◆ EXERCISE TASK:
Each record below should be repeated precisely as written.
+++++
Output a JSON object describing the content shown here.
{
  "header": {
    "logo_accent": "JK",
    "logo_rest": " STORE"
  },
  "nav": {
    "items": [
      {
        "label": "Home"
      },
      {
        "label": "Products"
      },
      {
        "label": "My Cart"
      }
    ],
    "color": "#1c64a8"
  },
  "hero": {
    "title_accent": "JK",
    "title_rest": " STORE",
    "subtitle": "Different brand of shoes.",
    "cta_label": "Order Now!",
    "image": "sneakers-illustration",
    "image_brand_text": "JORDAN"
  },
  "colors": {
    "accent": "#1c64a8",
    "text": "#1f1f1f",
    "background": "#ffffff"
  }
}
+++++
◆ RESPONSE BELOW:
Output a JSON object describing the content shown here.
{
  "header": {
    "logo_accent": "JK",
    "logo_rest": " STORE"
  },
  "nav": {
    "items": [
      {
        "label": "Home"
      },
      {
        "label": "Products"
      },
      {
        "label": "My Cart"
      }
    ],
    "color": "#1c64a8"
  },
  "hero": {
    "title_accent": "JK",
    "title_rest": " STORE",
    "subtitle": "Different brand of shoes.",
    "cta_label": "Order Now!",
    "image": "sneakers-illustration",
    "image_brand_text": "JORDAN"
  },
  "colors": {
    "accent": "#1c64a8",
    "text": "#1f1f1f",
    "background": "#ffffff"
  }
}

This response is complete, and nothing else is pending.